> Extrahiertes Material:

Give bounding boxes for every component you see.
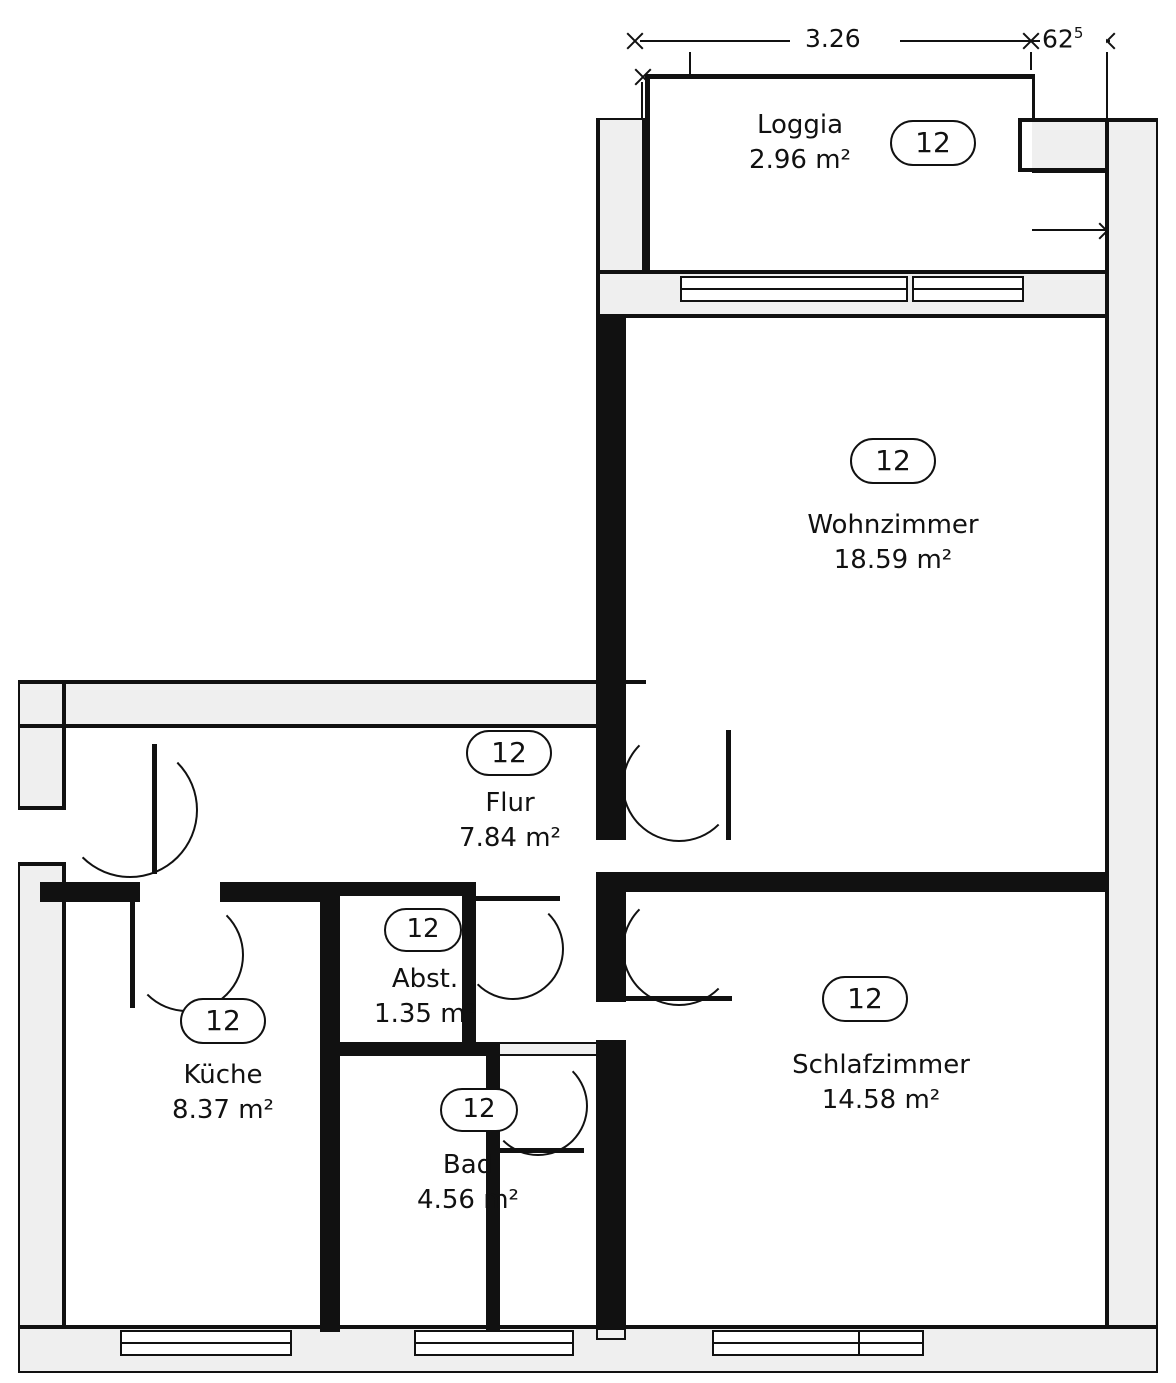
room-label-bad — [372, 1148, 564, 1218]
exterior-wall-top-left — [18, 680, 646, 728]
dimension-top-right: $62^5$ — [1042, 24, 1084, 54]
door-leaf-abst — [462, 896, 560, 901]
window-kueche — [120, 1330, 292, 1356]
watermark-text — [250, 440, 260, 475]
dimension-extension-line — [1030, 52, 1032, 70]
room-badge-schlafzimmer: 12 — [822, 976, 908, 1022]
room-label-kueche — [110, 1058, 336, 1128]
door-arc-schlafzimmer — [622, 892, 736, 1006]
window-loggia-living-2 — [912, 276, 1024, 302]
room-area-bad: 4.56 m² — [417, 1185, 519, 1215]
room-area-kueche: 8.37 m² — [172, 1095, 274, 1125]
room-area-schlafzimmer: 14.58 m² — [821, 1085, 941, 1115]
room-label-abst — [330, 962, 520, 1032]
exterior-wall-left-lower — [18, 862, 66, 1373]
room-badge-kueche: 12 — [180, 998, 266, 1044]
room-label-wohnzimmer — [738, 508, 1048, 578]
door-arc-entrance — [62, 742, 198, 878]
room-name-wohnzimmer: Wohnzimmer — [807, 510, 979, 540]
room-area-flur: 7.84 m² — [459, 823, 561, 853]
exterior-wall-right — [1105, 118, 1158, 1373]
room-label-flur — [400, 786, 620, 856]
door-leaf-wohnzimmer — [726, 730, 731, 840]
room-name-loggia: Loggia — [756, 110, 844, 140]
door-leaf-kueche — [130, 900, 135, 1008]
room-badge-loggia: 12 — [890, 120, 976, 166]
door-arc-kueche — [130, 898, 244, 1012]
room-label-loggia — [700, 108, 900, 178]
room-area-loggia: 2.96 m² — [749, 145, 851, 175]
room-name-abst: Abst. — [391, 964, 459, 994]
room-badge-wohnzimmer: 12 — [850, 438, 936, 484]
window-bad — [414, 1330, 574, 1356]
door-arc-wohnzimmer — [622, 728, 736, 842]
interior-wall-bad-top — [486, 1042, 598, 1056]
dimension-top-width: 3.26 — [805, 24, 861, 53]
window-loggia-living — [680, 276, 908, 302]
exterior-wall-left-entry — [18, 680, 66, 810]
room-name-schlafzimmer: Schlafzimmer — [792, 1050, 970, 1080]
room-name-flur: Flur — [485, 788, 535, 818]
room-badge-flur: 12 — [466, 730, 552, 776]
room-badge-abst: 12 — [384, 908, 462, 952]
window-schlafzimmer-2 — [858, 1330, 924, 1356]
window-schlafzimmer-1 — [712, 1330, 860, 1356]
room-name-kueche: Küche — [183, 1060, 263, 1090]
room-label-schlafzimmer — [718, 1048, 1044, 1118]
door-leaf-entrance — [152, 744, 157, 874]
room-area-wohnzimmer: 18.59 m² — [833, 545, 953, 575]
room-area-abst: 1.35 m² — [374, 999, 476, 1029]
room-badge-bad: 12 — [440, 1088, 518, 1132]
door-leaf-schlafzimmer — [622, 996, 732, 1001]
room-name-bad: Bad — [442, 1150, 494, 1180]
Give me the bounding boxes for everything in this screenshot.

> Aufgabe: Liste alle Zeilen der Einträge oben auf, in denen die Zeichenfolge „name“ vorkommt, wobei Groß- und Kleinschreibung zu beachten ist.

> Schriftliche Antwort:
room-name-wohnzimmer: Wohnzimmer — [807, 510, 979, 540]
room-name-loggia: Loggia — [756, 110, 844, 140]
room-name-abst: Abst. — [391, 964, 459, 994]
room-name-schlafzimmer: Schlafzimmer — [792, 1050, 970, 1080]
room-name-flur: Flur — [485, 788, 535, 818]
room-name-kueche: Küche — [183, 1060, 263, 1090]
room-name-bad: Bad — [442, 1150, 494, 1180]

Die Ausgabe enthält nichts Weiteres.